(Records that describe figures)
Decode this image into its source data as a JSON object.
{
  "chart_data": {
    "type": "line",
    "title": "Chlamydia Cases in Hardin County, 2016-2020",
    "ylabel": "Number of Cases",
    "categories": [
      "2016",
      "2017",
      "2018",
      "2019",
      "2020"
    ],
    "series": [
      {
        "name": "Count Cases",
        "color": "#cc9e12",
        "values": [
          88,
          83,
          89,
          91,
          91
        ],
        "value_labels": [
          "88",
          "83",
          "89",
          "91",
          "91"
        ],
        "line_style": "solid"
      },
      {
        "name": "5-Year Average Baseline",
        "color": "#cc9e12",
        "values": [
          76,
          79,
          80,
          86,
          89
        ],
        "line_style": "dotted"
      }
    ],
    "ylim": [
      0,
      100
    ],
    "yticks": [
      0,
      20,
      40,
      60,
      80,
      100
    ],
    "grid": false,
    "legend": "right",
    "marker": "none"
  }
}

• **AIM OF THE TASK**:
Each line of the listing above should be output exactly.

• **RESULT FOR THIS EXERCISE**:
Decode this image into its source data as a JSON object.
{
  "chart_data": {
    "type": "line",
    "title": "Chlamydia Cases in Hardin County, 2016-2020",
    "ylabel": "Number of Cases",
    "categories": [
      "2016",
      "2017",
      "2018",
      "2019",
      "2020"
    ],
    "series": [
      {
        "name": "Count Cases",
        "color": "#cc9e12",
        "values": [
          88,
          83,
          89,
          91,
          91
        ],
        "value_labels": [
          "88",
          "83",
          "89",
          "91",
          "91"
        ],
        "line_style": "solid"
      },
      {
        "name": "5-Year Average Baseline",
        "color": "#cc9e12",
        "values": [
          76,
          79,
          80,
          86,
          89
        ],
        "line_style": "dotted"
      }
    ],
    "ylim": [
      0,
      100
    ],
    "yticks": [
      0,
      20,
      40,
      60,
      80,
      100
    ],
    "grid": false,
    "legend": "right",
    "marker": "none"
  }
}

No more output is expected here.